▸ **Goal**:
Give the number of lines in the records below that include "Score", and nothing more.

▸ **Material**:
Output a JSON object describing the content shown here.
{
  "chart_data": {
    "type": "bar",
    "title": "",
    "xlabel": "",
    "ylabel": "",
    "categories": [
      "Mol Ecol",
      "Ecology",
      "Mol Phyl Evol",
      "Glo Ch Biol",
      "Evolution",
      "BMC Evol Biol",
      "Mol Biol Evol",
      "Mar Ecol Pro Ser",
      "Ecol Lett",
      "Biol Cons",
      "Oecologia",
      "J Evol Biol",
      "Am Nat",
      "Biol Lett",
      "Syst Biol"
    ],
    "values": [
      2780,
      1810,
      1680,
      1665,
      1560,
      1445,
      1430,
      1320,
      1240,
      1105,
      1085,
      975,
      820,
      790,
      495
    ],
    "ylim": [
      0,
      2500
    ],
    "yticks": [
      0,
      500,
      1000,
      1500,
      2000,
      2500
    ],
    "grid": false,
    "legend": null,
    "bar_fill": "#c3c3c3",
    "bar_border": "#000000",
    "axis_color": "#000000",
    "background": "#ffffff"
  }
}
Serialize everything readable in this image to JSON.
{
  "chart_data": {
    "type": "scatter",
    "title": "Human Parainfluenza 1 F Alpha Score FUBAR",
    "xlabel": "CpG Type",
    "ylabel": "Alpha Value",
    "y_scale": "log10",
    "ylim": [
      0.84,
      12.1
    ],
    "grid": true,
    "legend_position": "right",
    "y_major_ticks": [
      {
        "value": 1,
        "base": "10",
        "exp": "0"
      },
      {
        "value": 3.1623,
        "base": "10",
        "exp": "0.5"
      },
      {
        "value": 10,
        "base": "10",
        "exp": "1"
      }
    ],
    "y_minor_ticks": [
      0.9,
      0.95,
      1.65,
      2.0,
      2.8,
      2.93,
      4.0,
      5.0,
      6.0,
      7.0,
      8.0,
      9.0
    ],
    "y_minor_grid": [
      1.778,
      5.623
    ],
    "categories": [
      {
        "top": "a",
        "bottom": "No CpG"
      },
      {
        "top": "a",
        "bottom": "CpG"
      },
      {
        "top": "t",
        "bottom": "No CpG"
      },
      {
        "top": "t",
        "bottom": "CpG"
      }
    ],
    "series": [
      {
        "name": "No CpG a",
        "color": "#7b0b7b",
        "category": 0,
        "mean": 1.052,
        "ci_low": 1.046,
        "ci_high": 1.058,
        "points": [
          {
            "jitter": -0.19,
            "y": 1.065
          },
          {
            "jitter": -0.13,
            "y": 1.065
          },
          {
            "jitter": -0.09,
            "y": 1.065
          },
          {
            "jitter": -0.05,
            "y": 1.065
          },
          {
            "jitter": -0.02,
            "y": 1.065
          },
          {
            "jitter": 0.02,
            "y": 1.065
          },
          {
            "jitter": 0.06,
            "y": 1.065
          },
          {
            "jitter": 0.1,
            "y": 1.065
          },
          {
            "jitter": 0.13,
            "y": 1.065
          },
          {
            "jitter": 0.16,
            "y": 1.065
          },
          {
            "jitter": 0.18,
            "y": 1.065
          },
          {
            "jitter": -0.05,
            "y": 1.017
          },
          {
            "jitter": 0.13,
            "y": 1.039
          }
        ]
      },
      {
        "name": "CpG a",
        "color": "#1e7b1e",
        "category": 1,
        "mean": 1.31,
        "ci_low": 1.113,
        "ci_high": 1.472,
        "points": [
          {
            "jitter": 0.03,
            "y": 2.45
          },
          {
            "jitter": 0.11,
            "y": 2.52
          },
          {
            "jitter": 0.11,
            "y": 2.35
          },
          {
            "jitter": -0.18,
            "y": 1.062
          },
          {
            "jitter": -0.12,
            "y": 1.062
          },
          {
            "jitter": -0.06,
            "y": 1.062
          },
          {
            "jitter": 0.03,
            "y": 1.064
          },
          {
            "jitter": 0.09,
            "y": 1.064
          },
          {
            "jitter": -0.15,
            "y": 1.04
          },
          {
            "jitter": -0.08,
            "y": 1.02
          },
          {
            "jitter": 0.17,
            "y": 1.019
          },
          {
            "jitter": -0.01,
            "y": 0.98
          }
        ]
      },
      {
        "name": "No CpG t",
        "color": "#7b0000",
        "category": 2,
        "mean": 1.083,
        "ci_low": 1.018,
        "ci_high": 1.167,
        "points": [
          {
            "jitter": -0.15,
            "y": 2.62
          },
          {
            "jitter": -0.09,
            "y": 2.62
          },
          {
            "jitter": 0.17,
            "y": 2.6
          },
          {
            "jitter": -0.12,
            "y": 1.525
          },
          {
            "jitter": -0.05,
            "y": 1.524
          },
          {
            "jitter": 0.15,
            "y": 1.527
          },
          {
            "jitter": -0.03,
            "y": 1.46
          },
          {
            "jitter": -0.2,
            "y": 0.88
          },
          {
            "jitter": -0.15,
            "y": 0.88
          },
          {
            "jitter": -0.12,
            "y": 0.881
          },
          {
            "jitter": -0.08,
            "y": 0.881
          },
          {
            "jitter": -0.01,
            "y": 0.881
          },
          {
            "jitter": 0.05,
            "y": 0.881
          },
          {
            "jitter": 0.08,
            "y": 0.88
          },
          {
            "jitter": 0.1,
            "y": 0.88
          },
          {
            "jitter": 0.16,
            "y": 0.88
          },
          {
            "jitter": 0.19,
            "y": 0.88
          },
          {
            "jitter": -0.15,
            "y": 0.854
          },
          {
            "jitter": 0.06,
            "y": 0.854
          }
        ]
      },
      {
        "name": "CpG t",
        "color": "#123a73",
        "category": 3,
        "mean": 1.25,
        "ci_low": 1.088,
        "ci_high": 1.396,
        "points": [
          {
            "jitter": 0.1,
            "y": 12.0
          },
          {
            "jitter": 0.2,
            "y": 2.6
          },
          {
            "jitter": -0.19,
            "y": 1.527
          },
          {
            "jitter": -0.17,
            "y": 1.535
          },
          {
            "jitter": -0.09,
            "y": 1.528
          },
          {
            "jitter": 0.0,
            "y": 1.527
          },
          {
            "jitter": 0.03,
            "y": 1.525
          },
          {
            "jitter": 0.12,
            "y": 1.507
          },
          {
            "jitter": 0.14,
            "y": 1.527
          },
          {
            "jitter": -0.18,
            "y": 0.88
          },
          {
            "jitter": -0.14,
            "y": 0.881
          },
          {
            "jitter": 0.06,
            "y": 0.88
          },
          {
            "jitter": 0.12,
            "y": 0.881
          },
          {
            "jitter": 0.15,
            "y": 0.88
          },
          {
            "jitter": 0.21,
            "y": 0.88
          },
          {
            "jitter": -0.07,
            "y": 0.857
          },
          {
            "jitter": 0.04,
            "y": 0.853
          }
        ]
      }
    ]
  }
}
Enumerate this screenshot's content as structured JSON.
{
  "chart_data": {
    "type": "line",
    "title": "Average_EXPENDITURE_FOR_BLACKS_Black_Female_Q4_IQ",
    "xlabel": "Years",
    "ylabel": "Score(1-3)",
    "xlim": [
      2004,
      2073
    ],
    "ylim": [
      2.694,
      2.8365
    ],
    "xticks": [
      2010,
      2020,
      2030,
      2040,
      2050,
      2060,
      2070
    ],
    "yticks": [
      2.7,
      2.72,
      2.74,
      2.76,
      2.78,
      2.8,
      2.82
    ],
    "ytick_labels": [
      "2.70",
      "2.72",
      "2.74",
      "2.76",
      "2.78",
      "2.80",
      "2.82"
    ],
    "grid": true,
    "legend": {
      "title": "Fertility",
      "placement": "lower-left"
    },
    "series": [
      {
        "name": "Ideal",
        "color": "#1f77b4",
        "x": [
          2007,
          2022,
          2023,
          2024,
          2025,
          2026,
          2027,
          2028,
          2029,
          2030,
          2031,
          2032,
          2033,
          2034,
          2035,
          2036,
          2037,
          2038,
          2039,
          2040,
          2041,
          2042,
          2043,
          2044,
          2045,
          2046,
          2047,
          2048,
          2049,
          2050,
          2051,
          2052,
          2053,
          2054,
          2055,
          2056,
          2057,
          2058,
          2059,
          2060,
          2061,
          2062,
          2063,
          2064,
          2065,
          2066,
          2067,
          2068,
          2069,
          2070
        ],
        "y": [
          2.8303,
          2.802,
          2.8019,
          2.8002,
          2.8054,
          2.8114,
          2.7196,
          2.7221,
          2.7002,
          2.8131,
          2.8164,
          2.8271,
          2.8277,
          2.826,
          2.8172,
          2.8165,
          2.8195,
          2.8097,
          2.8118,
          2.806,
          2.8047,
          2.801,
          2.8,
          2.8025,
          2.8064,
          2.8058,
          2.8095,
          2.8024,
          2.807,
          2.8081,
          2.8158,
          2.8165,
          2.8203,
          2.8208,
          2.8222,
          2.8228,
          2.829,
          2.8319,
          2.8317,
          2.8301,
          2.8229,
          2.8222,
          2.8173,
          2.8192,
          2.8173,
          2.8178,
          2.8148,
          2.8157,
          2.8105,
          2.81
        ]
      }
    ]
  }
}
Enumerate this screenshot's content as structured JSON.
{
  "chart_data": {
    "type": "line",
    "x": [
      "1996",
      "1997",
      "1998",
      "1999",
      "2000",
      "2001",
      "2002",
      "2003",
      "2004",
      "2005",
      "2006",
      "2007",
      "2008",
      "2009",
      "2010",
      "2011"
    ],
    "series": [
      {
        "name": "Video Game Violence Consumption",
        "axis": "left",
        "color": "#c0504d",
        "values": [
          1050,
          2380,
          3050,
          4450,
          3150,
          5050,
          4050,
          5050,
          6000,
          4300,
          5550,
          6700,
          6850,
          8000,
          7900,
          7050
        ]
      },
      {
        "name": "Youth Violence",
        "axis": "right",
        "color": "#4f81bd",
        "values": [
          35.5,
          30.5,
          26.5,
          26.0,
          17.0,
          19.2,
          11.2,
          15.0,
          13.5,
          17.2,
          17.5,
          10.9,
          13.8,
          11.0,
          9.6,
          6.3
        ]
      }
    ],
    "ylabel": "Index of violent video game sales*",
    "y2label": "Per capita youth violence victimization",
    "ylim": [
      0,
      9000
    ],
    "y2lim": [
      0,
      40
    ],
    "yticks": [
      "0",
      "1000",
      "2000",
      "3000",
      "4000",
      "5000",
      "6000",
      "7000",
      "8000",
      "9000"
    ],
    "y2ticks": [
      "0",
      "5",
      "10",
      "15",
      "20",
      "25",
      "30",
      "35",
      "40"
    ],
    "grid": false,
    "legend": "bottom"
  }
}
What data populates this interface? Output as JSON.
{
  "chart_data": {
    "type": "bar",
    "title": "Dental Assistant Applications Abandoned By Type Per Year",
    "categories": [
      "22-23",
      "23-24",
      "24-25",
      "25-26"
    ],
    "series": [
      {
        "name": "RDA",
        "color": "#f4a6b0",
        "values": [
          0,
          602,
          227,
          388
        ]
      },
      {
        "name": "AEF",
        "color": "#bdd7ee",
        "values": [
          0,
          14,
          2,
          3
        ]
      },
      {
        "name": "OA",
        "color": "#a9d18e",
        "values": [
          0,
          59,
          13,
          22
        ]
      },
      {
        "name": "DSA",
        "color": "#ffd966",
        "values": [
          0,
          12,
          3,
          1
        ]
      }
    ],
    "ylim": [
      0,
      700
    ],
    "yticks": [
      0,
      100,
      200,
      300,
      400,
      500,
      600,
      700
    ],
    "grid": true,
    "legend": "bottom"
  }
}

▸ **Answer**:
2